▶ To do: Reproduce each of the entries below verbatim, character for character and line for line.
↓
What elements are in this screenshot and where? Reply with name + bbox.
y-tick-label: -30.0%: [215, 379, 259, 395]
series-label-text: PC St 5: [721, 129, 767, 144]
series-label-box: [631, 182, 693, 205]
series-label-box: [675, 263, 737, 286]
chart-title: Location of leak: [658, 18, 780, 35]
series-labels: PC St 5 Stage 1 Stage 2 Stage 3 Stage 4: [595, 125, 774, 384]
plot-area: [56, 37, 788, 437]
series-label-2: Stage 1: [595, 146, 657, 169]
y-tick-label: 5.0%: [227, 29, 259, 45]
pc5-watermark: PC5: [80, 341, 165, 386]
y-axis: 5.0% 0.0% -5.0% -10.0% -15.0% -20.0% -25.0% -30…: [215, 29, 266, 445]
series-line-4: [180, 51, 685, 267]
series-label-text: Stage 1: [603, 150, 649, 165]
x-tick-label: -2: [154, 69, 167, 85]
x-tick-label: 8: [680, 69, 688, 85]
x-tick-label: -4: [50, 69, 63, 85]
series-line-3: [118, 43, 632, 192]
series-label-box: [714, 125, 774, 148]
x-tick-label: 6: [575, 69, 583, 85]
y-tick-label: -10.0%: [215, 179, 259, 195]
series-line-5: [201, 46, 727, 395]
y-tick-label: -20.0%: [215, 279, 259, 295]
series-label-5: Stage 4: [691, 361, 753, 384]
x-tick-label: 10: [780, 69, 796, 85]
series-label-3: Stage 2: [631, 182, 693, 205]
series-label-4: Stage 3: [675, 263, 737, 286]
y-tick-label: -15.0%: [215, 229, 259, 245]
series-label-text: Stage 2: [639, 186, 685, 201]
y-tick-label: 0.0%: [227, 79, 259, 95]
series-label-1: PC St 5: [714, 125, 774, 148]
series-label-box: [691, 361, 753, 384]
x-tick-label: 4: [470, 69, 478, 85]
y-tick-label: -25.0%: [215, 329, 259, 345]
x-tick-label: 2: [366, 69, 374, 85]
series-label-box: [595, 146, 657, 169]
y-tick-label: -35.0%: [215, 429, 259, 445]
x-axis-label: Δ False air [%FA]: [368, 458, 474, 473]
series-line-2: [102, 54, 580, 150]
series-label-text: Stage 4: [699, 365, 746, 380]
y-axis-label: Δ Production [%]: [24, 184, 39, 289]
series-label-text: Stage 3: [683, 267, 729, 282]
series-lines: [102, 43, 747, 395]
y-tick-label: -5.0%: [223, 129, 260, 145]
↑
▶ Output for this exercise:
What elements are in this screenshot and where? Reply with name + bbox.
y-tick-label: -30.0%: [215, 379, 259, 395]
series-label-text: PC St 5: [721, 129, 767, 144]
series-label-box: [631, 182, 693, 205]
series-label-box: [675, 263, 737, 286]
chart-title: Location of leak: [658, 18, 780, 35]
series-labels: PC St 5 Stage 1 Stage 2 Stage 3 Stage 4: [595, 125, 774, 384]
plot-area: [56, 37, 788, 437]
series-label-2: Stage 1: [595, 146, 657, 169]
y-tick-label: 5.0%: [227, 29, 259, 45]
pc5-watermark: PC5: [80, 341, 165, 386]
y-axis: 5.0% 0.0% -5.0% -10.0% -15.0% -20.0% -25.0% -30…: [215, 29, 266, 445]
series-line-4: [180, 51, 685, 267]
series-label-text: Stage 1: [603, 150, 649, 165]
x-tick-label: -2: [154, 69, 167, 85]
x-tick-label: 8: [680, 69, 688, 85]
x-tick-label: -4: [50, 69, 63, 85]
series-line-3: [118, 43, 632, 192]
series-label-box: [714, 125, 774, 148]
x-tick-label: 6: [575, 69, 583, 85]
y-tick-label: -10.0%: [215, 179, 259, 195]
series-line-5: [201, 46, 727, 395]
y-tick-label: -20.0%: [215, 279, 259, 295]
series-label-5: Stage 4: [691, 361, 753, 384]
x-tick-label: 10: [780, 69, 796, 85]
series-label-3: Stage 2: [631, 182, 693, 205]
series-label-4: Stage 3: [675, 263, 737, 286]
y-tick-label: -15.0%: [215, 229, 259, 245]
series-label-text: Stage 2: [639, 186, 685, 201]
y-tick-label: 0.0%: [227, 79, 259, 95]
series-label-1: PC St 5: [714, 125, 774, 148]
series-label-box: [691, 361, 753, 384]
x-tick-label: 4: [470, 69, 478, 85]
y-tick-label: -25.0%: [215, 329, 259, 345]
x-tick-label: 2: [366, 69, 374, 85]
series-label-box: [595, 146, 657, 169]
y-tick-label: -35.0%: [215, 429, 259, 445]
x-axis-label: Δ False air [%FA]: [368, 458, 474, 473]
series-line-2: [102, 54, 580, 150]
series-label-text: Stage 4: [699, 365, 746, 380]
y-axis-label: Δ Production [%]: [24, 184, 39, 289]
series-label-text: Stage 3: [683, 267, 729, 282]
series-lines: [102, 43, 747, 395]
y-tick-label: -5.0%: [223, 129, 260, 145]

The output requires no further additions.